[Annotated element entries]
++++++++++++++++++++

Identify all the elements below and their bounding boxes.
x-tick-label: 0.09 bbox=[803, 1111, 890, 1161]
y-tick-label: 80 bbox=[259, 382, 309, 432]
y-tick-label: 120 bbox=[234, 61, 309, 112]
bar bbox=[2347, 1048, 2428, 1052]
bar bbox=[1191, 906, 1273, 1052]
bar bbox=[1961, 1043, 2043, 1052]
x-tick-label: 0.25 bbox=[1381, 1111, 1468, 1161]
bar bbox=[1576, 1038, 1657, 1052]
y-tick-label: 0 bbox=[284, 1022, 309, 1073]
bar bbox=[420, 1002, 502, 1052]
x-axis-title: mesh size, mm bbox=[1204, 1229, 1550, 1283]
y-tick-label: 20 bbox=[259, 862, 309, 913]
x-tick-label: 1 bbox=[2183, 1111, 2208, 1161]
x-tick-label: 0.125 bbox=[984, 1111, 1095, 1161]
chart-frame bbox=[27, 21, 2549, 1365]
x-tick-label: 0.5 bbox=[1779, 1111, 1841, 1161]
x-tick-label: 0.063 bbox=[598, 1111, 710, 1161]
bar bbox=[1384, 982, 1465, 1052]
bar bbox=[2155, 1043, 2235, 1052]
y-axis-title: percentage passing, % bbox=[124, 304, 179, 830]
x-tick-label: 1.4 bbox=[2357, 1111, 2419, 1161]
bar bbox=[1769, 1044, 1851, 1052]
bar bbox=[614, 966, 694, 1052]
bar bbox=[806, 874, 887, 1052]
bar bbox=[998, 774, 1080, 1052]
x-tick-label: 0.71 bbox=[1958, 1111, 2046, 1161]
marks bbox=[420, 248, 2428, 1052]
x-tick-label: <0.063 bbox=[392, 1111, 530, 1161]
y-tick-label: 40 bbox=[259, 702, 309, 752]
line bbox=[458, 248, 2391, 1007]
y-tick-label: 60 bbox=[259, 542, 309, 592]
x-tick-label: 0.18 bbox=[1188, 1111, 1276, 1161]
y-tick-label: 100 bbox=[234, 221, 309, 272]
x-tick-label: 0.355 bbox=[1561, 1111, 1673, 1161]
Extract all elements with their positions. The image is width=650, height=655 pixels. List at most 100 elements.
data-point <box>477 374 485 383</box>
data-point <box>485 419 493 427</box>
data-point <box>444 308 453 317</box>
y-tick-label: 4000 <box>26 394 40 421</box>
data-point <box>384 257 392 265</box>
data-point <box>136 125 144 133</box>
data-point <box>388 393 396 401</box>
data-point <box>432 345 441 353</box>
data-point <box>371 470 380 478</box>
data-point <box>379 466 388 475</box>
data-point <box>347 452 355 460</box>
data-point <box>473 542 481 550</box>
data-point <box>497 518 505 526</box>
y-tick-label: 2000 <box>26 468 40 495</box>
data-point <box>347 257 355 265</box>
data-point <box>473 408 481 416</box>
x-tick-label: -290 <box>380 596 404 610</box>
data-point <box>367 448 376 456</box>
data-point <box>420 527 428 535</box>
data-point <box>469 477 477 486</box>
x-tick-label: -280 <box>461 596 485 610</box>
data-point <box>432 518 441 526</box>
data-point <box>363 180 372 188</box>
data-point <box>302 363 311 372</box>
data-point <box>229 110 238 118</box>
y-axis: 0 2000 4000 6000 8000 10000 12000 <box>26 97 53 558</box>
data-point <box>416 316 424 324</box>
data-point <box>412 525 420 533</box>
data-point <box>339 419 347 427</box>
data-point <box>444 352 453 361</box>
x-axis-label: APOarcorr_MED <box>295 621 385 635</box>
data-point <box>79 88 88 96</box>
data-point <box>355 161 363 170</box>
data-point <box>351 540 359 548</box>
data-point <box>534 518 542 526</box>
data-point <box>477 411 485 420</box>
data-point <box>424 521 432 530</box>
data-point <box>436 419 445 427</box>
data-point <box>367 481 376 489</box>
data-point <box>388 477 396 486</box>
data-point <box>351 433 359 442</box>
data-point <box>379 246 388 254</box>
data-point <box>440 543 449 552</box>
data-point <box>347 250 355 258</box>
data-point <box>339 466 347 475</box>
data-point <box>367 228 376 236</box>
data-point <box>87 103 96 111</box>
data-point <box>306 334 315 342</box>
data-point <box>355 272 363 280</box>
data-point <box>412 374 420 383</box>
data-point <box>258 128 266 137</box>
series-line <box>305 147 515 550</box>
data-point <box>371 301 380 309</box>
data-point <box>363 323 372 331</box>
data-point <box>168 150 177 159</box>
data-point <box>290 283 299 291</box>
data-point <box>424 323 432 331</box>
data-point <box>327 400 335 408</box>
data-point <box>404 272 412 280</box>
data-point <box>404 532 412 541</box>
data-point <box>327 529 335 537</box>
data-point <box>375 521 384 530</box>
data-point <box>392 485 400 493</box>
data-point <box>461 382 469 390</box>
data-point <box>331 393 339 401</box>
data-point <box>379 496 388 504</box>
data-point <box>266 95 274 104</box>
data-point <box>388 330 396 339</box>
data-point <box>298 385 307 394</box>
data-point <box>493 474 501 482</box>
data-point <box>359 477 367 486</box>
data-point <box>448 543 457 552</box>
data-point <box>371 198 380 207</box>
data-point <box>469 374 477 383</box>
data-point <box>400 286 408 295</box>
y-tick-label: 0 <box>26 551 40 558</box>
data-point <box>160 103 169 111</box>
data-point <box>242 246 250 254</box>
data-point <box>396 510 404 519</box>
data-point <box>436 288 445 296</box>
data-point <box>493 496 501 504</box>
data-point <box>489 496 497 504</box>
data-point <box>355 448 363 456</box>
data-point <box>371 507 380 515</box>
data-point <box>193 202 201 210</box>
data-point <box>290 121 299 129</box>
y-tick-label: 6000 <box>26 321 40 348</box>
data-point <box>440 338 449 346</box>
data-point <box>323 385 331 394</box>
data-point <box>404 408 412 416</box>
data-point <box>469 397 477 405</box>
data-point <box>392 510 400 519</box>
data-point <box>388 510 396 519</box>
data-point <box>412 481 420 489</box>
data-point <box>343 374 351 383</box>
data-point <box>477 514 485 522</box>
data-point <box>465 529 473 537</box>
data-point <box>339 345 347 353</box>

++++++++++++++++++++

Copy out, word for word, the items from their first line through the line that contains "bar bbox=[420, 1002, 502, 1052]", including both of those lines.

Identify all the elements below and their bounding boxes.
x-tick-label: 0.09 bbox=[803, 1111, 890, 1161]
y-tick-label: 80 bbox=[259, 382, 309, 432]
y-tick-label: 120 bbox=[234, 61, 309, 112]
bar bbox=[2347, 1048, 2428, 1052]
bar bbox=[1191, 906, 1273, 1052]
bar bbox=[1961, 1043, 2043, 1052]
x-tick-label: 0.25 bbox=[1381, 1111, 1468, 1161]
bar bbox=[1576, 1038, 1657, 1052]
y-tick-label: 0 bbox=[284, 1022, 309, 1073]
bar bbox=[420, 1002, 502, 1052]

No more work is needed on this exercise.